#### [Task requirements]
List all lines of the data containing the word "болезни".

#### [Exercise material]
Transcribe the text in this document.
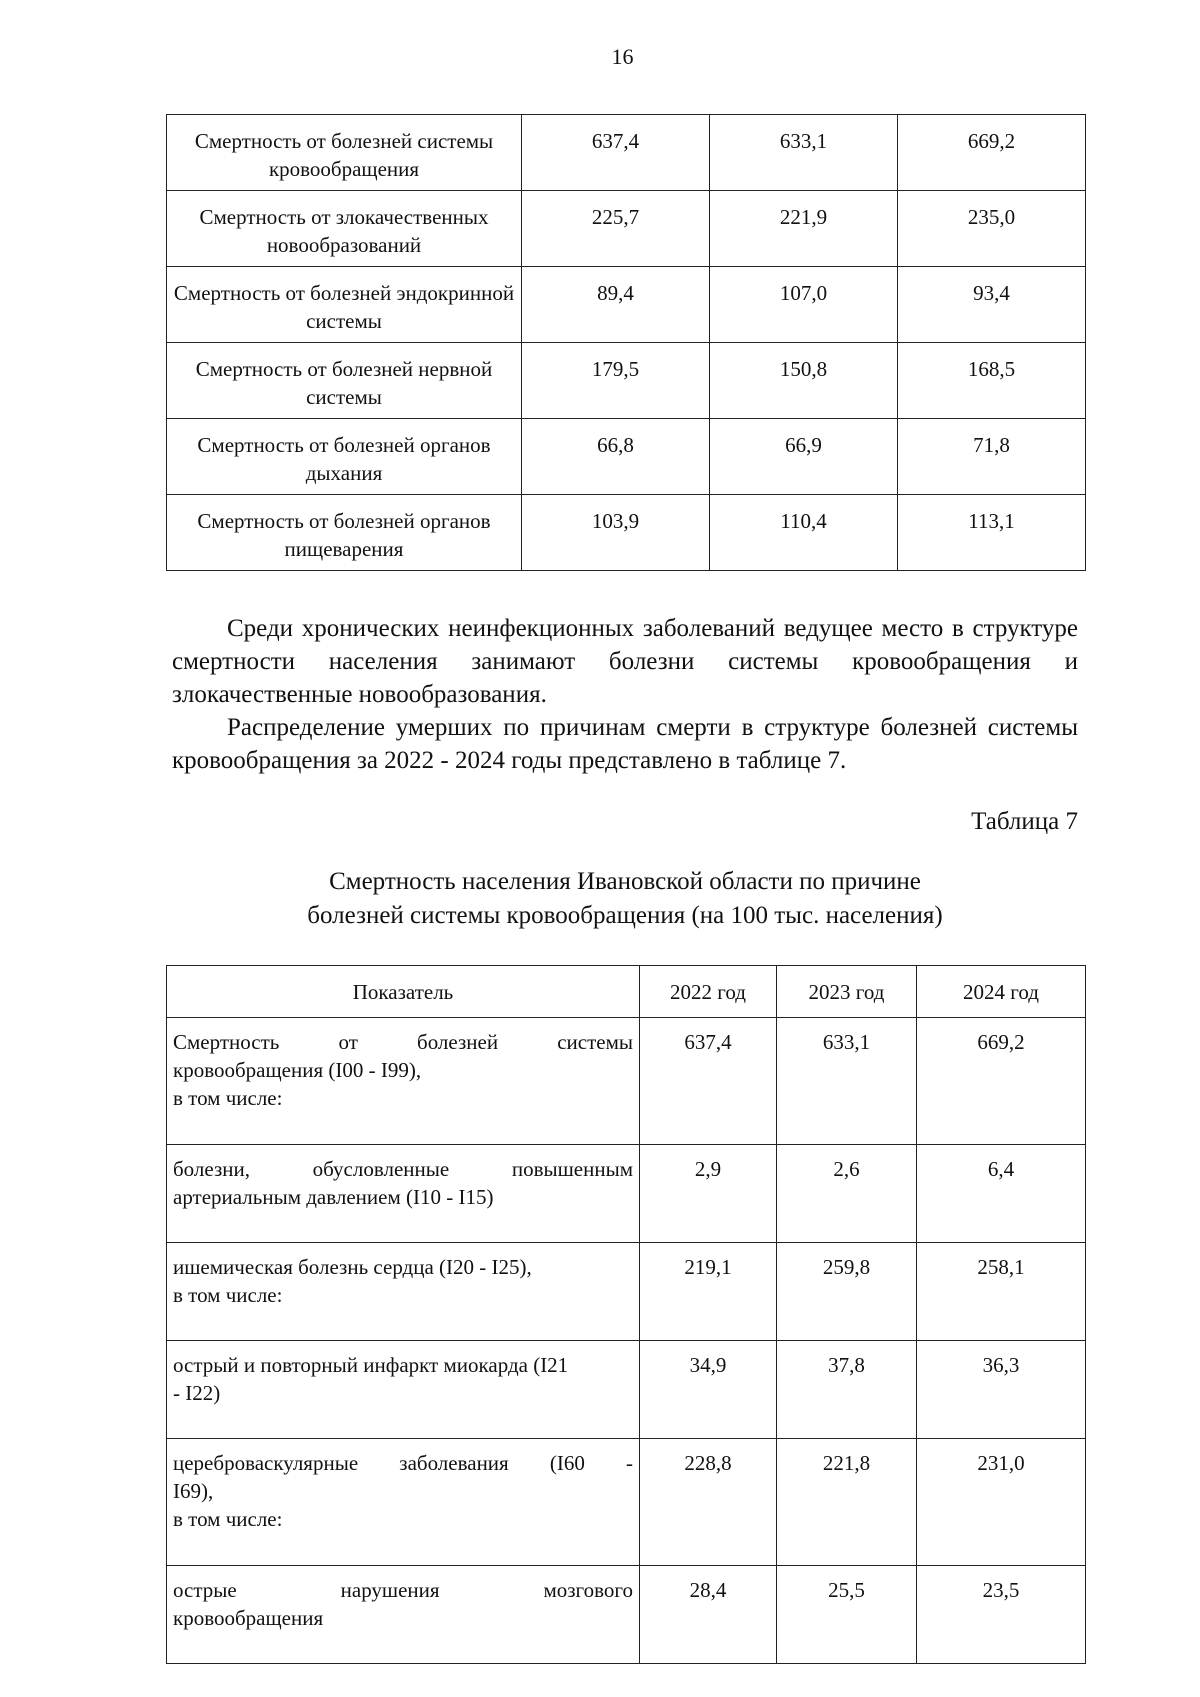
16
Смертность от болезней системы кровообращения	637,4	633,1	669,2
Смертность от злокачественных новообразований	225,7	221,9	235,0
Смертность от болезней эндокринной системы	89,4	107,0	93,4
Смертность от болезней нервной системы	179,5	150,8	168,5
Смертность от болезней органов дыхания	66,8	66,9	71,8
Смертность от болезней органов пищеварения	103,9	110,4	113,1

Среди хронических неинфекционных заболеваний ведущее место в структуре смертности населения занимают болезни системы кровообращения и злокачественные новообразования.

Распределение умерших по причинам смерти в структуре болезней системы кровообращения за 2022 - 2024 годы представлено в таблице 7.

Таблица 7
Смертность населения Ивановской области по причине
болезней системы кровообращения (на 100 тыс. населения)
Показатель	2022 год	2023 год	2024 год

Смертность от болезней системы
кровообращения (I00 - I99),
в том числе:	637,4	633,1	669,2

болезни, обусловленные повышенным
артериальным давлением (I10 - I15)	2,9	2,6	6,4

ишемическая болезнь сердца (I20 - I25),
в том числе:	219,1	259,8	258,1

острый и повторный инфаркт миокарда (I21
- I22)	34,9	37,8	36,3

цереброваскулярные заболевания (I60 -
I69),
в том числе:	228,8	221,8	231,0

острые нарушения мозгового
кровообращения	28,4	25,5	23,5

#### [The solution]
Среди хронических неинфекционных заболеваний ведущее место в структуре смертности населения занимают болезни системы кровообращения и злокачественные новообразования.
болезни, обусловленные повышенным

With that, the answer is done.